▶ **Task to carry out**: From the listing below, pull each line that includes "DOKOŃCZENIE".

Stored records:
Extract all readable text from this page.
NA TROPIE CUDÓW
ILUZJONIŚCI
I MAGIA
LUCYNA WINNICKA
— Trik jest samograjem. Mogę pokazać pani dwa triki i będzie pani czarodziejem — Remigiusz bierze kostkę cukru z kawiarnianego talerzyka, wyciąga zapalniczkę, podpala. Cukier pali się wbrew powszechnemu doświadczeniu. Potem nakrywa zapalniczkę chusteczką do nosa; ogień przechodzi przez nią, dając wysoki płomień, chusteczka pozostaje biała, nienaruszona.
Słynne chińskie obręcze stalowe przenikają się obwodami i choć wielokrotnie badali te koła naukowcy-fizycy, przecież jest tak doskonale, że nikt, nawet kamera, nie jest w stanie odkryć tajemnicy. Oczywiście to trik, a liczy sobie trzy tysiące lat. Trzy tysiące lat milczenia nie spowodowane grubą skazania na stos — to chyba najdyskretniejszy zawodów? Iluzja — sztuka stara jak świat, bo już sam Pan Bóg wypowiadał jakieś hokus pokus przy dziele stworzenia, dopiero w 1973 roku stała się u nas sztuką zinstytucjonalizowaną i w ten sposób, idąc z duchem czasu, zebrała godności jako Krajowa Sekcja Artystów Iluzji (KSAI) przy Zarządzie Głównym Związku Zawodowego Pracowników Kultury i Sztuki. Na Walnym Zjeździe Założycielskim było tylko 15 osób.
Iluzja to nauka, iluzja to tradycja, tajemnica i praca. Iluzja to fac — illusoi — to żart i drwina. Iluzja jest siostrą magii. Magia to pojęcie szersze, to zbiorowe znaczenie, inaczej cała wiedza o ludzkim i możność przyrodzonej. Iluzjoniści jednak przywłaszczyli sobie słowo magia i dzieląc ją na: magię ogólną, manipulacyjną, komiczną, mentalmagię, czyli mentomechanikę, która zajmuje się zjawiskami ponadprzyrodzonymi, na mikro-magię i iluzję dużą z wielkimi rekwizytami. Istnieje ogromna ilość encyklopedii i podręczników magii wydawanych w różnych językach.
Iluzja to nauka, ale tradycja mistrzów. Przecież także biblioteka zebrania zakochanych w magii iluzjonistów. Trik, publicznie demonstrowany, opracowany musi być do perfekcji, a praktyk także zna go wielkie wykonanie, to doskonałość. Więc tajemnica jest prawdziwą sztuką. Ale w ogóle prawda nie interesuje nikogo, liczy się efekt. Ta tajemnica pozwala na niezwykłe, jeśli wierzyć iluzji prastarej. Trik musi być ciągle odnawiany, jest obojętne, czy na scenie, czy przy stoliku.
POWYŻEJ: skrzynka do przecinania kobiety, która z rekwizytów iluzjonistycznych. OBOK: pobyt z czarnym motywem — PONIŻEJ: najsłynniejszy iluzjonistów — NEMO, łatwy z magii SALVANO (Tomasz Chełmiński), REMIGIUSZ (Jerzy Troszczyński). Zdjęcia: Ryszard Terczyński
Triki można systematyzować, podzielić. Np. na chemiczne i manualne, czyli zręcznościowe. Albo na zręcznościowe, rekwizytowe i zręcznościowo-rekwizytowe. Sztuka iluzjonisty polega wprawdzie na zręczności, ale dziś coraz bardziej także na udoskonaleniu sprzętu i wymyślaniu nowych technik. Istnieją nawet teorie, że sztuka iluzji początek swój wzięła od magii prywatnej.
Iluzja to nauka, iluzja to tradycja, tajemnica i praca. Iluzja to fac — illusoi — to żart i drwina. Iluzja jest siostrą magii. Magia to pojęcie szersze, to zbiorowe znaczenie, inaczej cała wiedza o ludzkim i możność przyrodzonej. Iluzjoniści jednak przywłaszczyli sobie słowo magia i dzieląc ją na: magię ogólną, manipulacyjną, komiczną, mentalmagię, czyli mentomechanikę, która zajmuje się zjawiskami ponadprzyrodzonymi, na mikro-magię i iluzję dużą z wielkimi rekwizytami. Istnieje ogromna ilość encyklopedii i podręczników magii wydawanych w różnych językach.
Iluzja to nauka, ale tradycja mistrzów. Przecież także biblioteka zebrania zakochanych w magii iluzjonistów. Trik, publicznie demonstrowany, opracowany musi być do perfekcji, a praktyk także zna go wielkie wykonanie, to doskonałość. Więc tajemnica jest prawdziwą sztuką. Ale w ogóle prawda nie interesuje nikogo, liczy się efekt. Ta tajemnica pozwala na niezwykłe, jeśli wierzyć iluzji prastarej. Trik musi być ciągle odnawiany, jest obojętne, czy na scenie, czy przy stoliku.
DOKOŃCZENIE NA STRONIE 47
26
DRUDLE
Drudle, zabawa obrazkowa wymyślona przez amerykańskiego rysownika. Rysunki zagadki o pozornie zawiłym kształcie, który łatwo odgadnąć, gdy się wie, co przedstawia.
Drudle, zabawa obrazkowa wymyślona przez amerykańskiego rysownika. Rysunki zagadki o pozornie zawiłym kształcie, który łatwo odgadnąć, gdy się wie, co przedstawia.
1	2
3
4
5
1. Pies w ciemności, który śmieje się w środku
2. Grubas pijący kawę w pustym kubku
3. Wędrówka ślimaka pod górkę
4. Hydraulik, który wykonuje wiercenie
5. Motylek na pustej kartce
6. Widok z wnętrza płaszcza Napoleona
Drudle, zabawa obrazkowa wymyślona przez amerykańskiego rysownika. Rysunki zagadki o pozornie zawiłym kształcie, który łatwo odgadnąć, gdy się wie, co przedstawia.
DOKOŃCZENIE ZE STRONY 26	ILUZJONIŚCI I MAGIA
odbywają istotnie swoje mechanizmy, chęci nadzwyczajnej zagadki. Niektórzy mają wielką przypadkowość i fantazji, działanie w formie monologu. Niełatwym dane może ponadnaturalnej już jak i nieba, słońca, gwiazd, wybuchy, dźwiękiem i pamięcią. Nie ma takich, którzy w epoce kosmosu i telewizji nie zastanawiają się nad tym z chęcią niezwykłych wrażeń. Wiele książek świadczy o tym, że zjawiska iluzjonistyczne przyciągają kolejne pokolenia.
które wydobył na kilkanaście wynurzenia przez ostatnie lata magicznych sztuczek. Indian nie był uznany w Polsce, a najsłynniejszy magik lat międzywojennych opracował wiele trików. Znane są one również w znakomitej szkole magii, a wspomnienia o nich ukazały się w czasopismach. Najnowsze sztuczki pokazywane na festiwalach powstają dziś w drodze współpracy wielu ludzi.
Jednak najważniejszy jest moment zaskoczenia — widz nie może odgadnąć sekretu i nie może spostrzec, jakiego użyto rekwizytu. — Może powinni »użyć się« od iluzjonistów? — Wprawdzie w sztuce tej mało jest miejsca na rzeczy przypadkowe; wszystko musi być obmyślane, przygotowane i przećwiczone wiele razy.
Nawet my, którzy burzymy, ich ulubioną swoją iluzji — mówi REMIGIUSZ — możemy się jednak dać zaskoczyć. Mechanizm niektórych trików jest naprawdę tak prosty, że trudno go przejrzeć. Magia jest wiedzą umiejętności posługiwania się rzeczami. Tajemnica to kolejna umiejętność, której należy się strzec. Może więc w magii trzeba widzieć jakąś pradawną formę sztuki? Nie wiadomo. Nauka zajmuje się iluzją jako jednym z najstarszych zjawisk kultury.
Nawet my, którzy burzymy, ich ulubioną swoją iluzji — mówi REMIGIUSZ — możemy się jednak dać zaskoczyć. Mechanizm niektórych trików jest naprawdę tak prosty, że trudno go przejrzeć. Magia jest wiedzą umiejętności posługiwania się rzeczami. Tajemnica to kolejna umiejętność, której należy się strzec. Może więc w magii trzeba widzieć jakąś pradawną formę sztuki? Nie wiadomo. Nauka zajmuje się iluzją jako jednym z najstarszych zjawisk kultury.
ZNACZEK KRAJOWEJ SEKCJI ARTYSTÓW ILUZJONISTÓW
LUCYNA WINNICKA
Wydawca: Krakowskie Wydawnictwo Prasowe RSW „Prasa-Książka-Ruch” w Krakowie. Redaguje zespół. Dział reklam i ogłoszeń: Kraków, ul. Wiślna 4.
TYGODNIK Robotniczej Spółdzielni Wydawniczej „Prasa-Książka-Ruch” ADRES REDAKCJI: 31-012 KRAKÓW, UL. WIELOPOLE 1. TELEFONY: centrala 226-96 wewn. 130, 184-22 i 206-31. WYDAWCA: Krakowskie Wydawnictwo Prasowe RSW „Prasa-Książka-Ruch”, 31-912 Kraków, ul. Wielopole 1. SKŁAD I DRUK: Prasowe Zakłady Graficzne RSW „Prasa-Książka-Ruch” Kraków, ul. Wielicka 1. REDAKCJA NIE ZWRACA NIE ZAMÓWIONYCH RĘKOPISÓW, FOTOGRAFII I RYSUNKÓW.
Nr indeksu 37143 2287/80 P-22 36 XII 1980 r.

▶ **Written reply**:
DOKOŃCZENIE NA STRONIE 47
DOKOŃCZENIE ZE STRONY 26	ILUZJONIŚCI I MAGIA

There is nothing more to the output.